PROBLEM TO SOLVE => Where a line of the listing below includes the word "object", reproduce that line.

Extracted data entries

━━━━

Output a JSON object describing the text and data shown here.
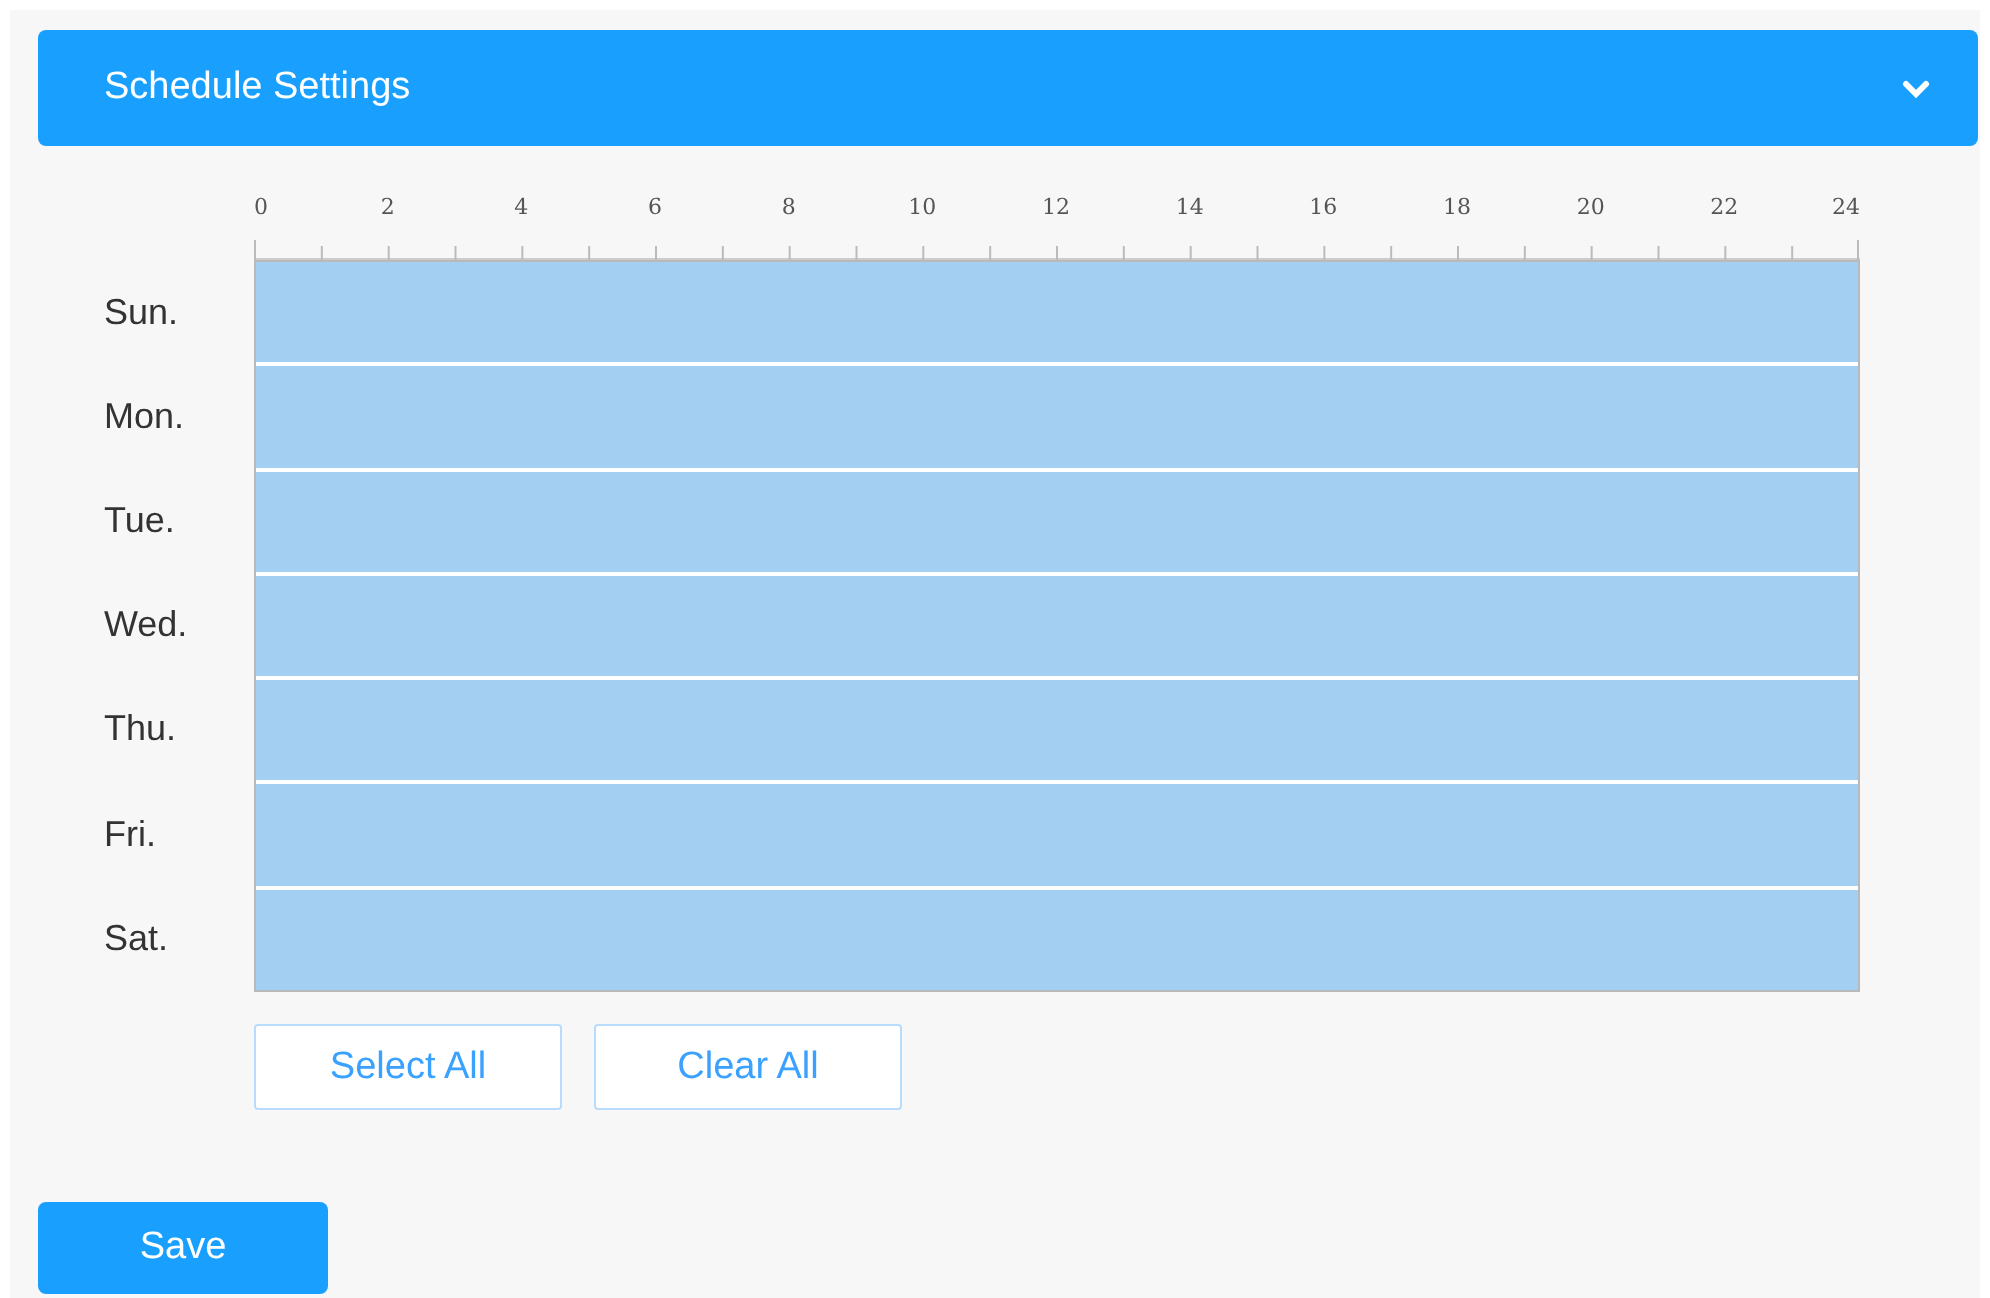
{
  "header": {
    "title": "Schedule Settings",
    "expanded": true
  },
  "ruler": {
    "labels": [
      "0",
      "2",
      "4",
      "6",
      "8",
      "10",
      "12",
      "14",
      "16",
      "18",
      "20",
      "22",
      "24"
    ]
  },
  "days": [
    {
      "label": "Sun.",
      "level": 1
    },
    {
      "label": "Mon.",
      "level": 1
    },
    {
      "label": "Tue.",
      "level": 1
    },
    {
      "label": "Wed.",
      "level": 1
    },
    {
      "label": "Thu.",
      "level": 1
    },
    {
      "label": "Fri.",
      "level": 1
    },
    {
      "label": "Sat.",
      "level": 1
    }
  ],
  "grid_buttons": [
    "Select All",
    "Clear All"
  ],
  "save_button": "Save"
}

━━━━

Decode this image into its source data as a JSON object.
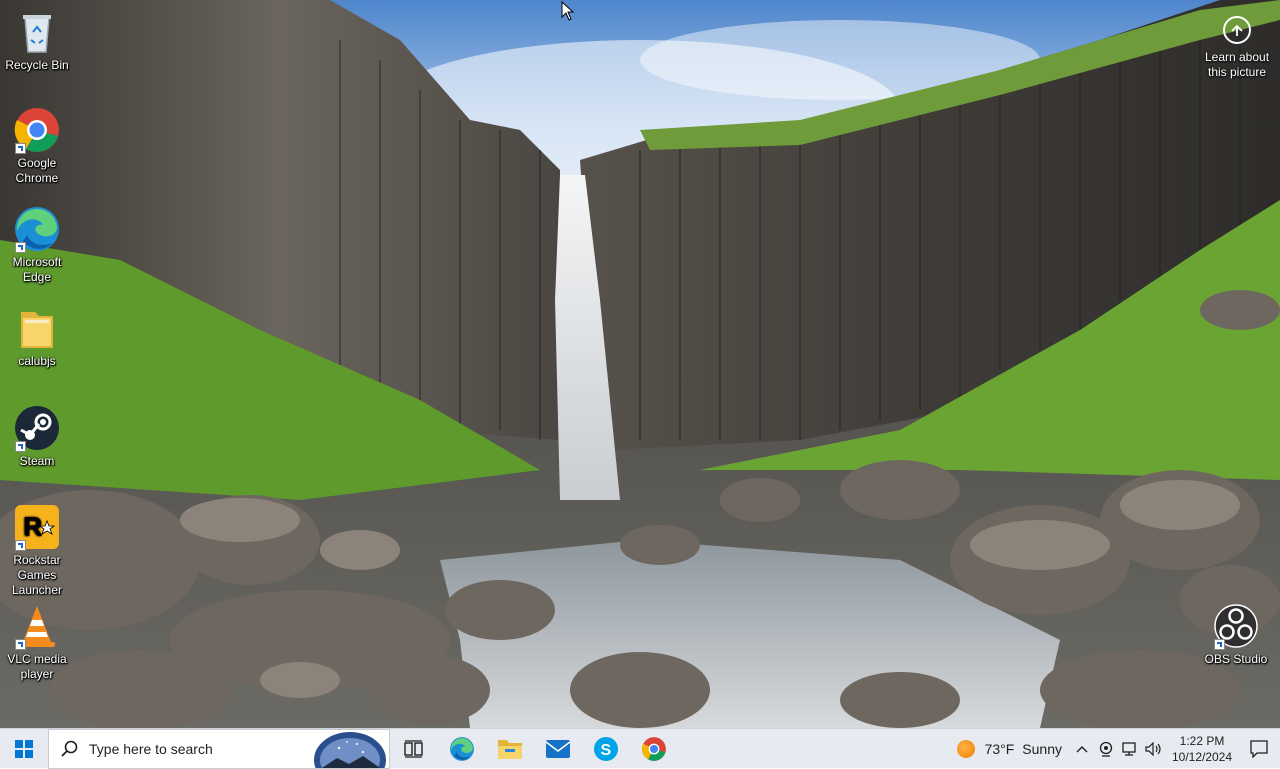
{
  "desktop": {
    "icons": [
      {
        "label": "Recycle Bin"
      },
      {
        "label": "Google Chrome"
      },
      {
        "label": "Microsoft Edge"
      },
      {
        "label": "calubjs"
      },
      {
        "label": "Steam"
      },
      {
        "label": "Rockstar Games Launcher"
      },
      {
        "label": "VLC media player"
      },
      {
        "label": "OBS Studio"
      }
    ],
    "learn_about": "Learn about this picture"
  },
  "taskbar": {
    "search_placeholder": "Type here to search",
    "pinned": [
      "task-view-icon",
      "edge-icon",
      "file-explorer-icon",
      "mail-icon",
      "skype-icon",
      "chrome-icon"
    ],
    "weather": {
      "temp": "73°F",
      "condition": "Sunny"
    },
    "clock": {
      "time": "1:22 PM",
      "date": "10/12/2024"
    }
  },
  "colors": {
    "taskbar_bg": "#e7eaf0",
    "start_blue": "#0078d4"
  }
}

━━━━

RESULT FOR THIS EXERCISE =>
Output a JSON object describing the text and data shown here.
Decode this image into its source data as a JSON object.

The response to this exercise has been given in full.